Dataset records
== == ==

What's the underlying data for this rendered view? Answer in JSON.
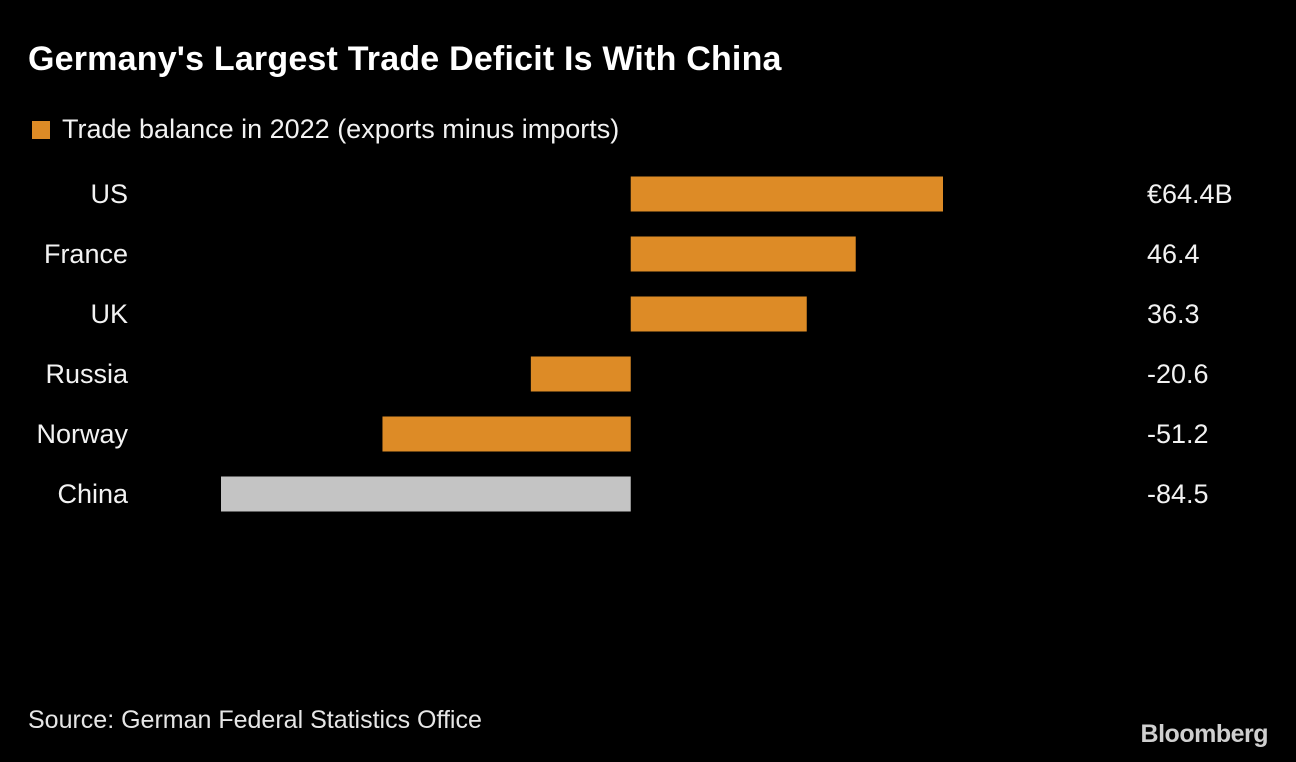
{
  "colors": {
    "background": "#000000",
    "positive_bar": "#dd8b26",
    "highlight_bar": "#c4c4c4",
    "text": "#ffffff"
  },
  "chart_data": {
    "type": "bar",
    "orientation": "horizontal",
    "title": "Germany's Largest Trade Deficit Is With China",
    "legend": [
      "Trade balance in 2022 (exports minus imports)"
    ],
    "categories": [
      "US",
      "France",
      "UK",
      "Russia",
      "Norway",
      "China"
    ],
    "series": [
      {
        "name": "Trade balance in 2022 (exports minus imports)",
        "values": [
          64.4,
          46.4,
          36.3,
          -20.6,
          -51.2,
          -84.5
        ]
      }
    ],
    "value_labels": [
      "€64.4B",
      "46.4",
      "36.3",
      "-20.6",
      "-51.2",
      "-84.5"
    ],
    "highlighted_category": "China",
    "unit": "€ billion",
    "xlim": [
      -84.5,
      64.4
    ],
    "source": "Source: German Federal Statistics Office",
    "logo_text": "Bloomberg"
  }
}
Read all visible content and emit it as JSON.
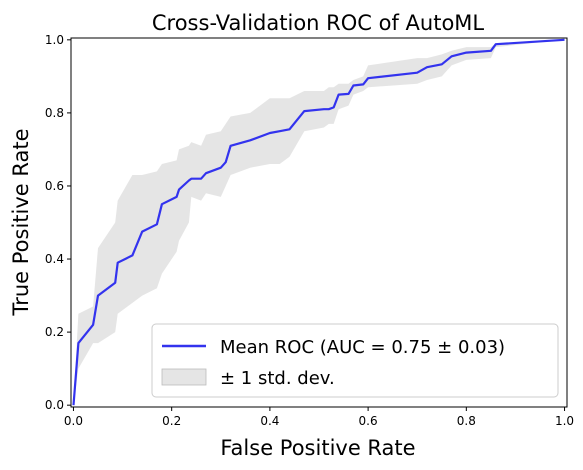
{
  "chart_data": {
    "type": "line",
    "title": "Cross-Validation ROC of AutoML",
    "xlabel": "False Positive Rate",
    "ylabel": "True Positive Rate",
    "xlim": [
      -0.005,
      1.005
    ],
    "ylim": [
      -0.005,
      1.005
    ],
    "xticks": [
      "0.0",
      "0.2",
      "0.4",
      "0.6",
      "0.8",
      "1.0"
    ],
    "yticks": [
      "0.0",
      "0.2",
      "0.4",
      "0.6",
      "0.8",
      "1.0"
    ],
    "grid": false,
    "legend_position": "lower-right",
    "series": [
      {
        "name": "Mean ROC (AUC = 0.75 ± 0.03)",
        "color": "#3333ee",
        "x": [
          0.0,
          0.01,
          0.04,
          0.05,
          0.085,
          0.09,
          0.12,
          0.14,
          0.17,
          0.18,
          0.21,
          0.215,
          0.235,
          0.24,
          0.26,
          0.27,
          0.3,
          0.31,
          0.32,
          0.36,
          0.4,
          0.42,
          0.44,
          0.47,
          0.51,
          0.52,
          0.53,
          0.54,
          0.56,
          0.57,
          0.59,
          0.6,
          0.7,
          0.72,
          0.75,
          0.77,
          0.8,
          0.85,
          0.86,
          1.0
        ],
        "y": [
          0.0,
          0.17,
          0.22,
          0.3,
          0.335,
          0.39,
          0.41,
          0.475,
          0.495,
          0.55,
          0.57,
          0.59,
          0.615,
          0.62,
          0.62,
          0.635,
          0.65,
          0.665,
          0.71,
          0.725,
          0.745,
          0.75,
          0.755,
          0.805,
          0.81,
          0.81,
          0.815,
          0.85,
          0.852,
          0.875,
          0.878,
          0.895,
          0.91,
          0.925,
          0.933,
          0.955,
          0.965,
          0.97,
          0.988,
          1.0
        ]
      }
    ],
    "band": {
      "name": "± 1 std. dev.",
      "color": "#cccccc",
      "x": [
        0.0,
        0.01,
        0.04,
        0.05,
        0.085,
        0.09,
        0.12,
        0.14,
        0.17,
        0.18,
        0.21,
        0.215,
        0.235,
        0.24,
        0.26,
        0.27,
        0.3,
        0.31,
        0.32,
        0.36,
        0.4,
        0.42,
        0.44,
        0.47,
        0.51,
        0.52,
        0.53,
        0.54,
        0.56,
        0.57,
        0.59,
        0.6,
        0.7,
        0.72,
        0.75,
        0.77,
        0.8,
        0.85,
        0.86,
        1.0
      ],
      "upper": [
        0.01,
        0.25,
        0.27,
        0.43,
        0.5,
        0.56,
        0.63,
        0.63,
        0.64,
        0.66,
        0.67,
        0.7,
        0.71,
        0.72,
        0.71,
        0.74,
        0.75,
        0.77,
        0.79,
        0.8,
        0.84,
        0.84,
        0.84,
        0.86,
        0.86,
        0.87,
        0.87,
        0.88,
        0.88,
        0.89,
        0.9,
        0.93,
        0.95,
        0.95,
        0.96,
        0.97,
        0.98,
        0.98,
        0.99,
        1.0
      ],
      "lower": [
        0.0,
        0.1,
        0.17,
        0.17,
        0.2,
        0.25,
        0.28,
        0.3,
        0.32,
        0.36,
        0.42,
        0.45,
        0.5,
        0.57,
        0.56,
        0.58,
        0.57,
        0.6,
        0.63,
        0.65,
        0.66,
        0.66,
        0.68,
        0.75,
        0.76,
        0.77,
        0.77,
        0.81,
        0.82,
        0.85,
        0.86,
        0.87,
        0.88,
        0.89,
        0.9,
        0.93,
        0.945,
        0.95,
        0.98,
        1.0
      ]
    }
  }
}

== == ==

__Problem statement__. Keep the pictures out of the copy and return the rest of the data above exactly.

__Worked solution__.
What's the underlying data for this rendered view? Answer in JSON.
{
  "colors": {
    "background": "#000000",
    "positive_bar": "#dd8b26",
    "highlight_bar": "#c4c4c4",
    "text": "#ffffff"
  },
  "chart_data": {
    "type": "bar",
    "orientation": "horizontal",
    "title": "Germany's Largest Trade Deficit Is With China",
    "legend": [
      "Trade balance in 2022 (exports minus imports)"
    ],
    "categories": [
      "US",
      "France",
      "UK",
      "Russia",
      "Norway",
      "China"
    ],
    "series": [
      {
        "name": "Trade balance in 2022 (exports minus imports)",
        "values": [
          64.4,
          46.4,
          36.3,
          -20.6,
          -51.2,
          -84.5
        ]
      }
    ],
    "value_labels": [
      "€64.4B",
      "46.4",
      "36.3",
      "-20.6",
      "-51.2",
      "-84.5"
    ],
    "highlighted_category": "China",
    "unit": "€ billion",
    "xlim": [
      -84.5,
      64.4
    ],
    "source": "Source: German Federal Statistics Office",
    "logo_text": "Bloomberg"
  }
}
Read all visible content and emit it as JSON.
{
  "chart_data": {
    "type": "line",
    "title": "Cross-Validation ROC of AutoML",
    "xlabel": "False Positive Rate",
    "ylabel": "True Positive Rate",
    "xlim": [
      -0.005,
      1.005
    ],
    "ylim": [
      -0.005,
      1.005
    ],
    "xticks": [
      "0.0",
      "0.2",
      "0.4",
      "0.6",
      "0.8",
      "1.0"
    ],
    "yticks": [
      "0.0",
      "0.2",
      "0.4",
      "0.6",
      "0.8",
      "1.0"
    ],
    "grid": false,
    "legend_position": "lower-right",
    "series": [
      {
        "name": "Mean ROC (AUC = 0.75 ± 0.03)",
        "color": "#3333ee",
        "x": [
          0.0,
          0.01,
          0.04,
          0.05,
          0.085,
          0.09,
          0.12,
          0.14,
          0.17,
          0.18,
          0.21,
          0.215,
          0.235,
          0.24,
          0.26,
          0.27,
          0.3,
          0.31,
          0.32,
          0.36,
          0.4,
          0.42,
          0.44,
          0.47,
          0.51,
          0.52,
          0.53,
          0.54,
          0.56,
          0.57,
          0.59,
          0.6,
          0.7,
          0.72,
          0.75,
          0.77,
          0.8,
          0.85,
          0.86,
          1.0
        ],
        "y": [
          0.0,
          0.17,
          0.22,
          0.3,
          0.335,
          0.39,
          0.41,
          0.475,
          0.495,
          0.55,
          0.57,
          0.59,
          0.615,
          0.62,
          0.62,
          0.635,
          0.65,
          0.665,
          0.71,
          0.725,
          0.745,
          0.75,
          0.755,
          0.805,
          0.81,
          0.81,
          0.815,
          0.85,
          0.852,
          0.875,
          0.878,
          0.895,
          0.91,
          0.925,
          0.933,
          0.955,
          0.965,
          0.97,
          0.988,
          1.0
        ]
      }
    ],
    "band": {
      "name": "± 1 std. dev.",
      "color": "#cccccc",
      "x": [
        0.0,
        0.01,
        0.04,
        0.05,
        0.085,
        0.09,
        0.12,
        0.14,
        0.17,
        0.18,
        0.21,
        0.215,
        0.235,
        0.24,
        0.26,
        0.27,
        0.3,
        0.31,
        0.32,
        0.36,
        0.4,
        0.42,
        0.44,
        0.47,
        0.51,
        0.52,
        0.53,
        0.54,
        0.56,
        0.57,
        0.59,
        0.6,
        0.7,
        0.72,
        0.75,
        0.77,
        0.8,
        0.85,
        0.86,
        1.0
      ],
      "upper": [
        0.01,
        0.25,
        0.27,
        0.43,
        0.5,
        0.56,
        0.63,
        0.63,
        0.64,
        0.66,
        0.67,
        0.7,
        0.71,
        0.72,
        0.71,
        0.74,
        0.75,
        0.77,
        0.79,
        0.8,
        0.84,
        0.84,
        0.84,
        0.86,
        0.86,
        0.87,
        0.87,
        0.88,
        0.88,
        0.89,
        0.9,
        0.93,
        0.95,
        0.95,
        0.96,
        0.97,
        0.98,
        0.98,
        0.99,
        1.0
      ],
      "lower": [
        0.0,
        0.1,
        0.17,
        0.17,
        0.2,
        0.25,
        0.28,
        0.3,
        0.32,
        0.36,
        0.42,
        0.45,
        0.5,
        0.57,
        0.56,
        0.58,
        0.57,
        0.6,
        0.63,
        0.65,
        0.66,
        0.66,
        0.68,
        0.75,
        0.76,
        0.77,
        0.77,
        0.81,
        0.82,
        0.85,
        0.86,
        0.87,
        0.88,
        0.89,
        0.9,
        0.93,
        0.945,
        0.95,
        0.98,
        1.0
      ]
    }
  }
}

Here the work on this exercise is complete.